EXERCISE DIRECTIONS
Count how many lines of the material contain the string "TradingView", then give that number and nothing more.

- - -

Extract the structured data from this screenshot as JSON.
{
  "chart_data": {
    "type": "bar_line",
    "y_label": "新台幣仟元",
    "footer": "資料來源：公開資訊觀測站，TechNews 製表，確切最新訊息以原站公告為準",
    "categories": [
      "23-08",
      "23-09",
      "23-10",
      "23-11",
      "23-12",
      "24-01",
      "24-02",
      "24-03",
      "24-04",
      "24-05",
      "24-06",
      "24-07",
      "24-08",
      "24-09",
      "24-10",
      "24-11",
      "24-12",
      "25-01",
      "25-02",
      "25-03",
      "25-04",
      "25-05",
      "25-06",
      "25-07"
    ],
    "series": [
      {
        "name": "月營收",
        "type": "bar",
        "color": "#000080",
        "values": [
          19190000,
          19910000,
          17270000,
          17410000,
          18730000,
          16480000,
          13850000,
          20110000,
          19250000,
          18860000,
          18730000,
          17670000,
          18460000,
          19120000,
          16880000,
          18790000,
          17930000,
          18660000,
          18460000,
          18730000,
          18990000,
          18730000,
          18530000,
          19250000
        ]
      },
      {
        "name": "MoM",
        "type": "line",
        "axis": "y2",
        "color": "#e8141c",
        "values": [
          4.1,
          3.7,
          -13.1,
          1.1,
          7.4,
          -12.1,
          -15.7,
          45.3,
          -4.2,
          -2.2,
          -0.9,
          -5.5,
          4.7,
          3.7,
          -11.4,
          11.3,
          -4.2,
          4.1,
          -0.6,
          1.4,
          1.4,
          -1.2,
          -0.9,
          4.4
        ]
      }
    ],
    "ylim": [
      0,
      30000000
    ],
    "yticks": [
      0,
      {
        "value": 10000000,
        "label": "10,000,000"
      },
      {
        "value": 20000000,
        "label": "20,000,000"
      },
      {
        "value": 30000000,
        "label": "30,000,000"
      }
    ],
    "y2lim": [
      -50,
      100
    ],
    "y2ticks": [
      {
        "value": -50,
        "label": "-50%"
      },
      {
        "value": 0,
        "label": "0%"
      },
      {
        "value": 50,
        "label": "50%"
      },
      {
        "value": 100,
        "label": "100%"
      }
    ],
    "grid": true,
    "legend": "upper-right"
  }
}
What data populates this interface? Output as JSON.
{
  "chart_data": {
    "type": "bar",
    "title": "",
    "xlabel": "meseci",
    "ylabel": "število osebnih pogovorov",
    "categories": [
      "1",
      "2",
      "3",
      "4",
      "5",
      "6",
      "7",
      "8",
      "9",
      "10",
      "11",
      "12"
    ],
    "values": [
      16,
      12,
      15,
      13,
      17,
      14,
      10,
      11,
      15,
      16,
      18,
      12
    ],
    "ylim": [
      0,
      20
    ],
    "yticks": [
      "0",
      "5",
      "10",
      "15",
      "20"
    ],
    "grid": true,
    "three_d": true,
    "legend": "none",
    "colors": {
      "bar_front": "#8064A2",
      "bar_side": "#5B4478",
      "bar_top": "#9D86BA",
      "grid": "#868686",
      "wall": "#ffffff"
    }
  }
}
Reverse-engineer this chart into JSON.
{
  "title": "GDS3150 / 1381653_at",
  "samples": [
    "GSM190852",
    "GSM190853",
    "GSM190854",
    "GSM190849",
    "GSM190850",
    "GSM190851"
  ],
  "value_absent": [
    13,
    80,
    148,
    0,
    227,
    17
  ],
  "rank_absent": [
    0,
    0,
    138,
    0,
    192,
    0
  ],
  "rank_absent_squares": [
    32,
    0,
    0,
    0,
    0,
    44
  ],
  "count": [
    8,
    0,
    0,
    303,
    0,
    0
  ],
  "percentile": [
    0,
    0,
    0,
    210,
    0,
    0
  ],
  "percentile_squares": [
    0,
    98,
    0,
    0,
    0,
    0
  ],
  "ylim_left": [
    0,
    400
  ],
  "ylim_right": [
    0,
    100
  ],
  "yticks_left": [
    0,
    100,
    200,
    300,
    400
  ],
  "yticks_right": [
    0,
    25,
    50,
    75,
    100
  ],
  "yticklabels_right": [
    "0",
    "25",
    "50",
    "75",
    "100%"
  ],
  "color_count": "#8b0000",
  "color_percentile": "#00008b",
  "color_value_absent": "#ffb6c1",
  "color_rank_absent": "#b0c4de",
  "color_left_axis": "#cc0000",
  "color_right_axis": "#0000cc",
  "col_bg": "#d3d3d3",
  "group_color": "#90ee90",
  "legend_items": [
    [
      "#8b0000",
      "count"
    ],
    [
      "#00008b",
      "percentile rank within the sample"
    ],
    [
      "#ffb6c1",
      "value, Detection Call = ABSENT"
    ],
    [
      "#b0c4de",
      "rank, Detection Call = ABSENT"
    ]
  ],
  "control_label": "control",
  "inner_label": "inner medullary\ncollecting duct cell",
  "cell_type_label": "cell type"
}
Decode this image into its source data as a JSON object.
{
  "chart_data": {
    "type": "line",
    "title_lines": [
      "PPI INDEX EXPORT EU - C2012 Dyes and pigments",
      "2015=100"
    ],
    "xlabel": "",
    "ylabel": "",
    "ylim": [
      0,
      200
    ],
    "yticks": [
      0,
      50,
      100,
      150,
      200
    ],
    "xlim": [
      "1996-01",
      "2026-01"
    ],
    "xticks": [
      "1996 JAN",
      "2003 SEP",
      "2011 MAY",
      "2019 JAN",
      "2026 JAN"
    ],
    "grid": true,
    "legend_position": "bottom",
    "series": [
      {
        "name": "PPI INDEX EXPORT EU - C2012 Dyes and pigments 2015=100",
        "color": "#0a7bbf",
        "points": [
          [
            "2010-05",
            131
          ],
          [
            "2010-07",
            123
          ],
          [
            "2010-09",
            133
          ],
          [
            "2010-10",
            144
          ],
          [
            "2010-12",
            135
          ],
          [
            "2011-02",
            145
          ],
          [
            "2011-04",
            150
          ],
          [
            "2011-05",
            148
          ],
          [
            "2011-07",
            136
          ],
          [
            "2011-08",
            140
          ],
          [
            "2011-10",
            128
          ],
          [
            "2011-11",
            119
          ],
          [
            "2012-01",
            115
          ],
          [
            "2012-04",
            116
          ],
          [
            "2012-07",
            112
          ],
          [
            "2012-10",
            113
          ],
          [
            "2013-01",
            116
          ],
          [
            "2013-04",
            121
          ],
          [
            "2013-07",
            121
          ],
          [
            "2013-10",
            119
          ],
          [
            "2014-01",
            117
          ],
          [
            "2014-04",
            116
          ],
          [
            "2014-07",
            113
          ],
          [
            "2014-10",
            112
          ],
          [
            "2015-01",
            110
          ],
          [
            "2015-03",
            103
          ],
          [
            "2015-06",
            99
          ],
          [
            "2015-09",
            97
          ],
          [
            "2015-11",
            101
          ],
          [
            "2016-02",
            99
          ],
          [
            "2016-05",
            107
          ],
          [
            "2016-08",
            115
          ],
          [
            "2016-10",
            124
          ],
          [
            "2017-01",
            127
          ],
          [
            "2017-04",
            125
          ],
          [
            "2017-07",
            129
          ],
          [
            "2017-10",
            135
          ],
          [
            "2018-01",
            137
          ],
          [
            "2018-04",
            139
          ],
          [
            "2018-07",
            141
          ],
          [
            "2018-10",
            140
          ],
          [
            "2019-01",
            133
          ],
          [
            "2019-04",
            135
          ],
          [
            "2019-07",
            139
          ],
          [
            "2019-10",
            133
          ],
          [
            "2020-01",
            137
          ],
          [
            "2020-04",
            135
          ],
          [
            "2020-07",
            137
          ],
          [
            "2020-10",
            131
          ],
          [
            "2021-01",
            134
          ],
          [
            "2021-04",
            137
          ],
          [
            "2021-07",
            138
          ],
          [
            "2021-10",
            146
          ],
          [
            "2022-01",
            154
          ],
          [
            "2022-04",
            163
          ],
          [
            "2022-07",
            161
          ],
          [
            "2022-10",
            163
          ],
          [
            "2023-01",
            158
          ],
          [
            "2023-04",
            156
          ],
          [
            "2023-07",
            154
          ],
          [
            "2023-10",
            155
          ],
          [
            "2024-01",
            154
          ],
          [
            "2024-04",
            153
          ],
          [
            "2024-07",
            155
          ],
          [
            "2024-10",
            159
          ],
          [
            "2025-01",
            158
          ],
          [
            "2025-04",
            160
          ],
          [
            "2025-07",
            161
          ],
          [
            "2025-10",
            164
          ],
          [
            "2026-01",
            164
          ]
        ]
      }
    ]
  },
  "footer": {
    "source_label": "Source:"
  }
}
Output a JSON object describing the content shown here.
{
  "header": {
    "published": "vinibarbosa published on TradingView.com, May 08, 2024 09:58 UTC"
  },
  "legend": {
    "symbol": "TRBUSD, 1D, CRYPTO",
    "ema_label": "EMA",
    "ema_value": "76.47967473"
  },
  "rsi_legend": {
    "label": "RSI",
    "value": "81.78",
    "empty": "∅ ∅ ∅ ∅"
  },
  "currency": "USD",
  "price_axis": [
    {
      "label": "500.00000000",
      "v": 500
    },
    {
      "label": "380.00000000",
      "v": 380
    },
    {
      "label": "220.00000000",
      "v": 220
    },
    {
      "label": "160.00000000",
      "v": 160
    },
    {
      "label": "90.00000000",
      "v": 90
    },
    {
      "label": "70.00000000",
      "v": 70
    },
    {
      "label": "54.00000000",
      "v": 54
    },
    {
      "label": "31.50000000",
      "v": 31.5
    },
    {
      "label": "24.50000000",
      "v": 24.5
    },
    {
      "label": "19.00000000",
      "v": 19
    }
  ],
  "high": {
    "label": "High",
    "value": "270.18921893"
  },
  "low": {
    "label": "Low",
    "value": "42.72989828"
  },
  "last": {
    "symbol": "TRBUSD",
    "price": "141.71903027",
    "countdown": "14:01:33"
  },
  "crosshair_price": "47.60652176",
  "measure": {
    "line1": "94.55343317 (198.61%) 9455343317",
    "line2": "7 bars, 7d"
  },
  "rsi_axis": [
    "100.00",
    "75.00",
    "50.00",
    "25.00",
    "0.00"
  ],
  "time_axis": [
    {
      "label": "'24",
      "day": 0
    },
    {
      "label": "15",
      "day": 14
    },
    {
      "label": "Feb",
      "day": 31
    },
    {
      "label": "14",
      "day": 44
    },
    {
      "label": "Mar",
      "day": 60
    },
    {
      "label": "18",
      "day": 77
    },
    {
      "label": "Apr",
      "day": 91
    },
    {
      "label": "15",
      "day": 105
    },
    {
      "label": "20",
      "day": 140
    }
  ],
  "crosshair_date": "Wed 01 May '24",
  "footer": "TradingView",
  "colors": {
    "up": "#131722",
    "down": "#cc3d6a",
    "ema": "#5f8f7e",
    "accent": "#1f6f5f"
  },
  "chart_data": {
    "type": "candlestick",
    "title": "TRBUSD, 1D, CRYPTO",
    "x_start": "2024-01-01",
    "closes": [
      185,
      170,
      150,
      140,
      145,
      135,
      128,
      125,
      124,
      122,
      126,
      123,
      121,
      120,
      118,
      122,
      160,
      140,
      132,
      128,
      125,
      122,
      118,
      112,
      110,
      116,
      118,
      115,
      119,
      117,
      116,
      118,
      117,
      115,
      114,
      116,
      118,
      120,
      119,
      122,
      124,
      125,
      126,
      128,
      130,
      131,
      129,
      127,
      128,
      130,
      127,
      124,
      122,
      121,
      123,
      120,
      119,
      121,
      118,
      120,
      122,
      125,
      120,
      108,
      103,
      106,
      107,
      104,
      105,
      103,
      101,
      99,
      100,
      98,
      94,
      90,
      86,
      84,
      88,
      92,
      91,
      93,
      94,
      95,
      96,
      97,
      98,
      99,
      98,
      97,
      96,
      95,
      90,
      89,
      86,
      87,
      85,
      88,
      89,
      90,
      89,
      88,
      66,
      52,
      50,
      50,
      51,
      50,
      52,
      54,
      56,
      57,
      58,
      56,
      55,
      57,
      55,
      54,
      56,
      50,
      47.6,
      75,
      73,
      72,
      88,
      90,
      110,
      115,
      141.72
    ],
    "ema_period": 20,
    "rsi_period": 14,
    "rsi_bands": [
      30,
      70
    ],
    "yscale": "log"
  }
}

- - -

PROBLEM SOLUTION
2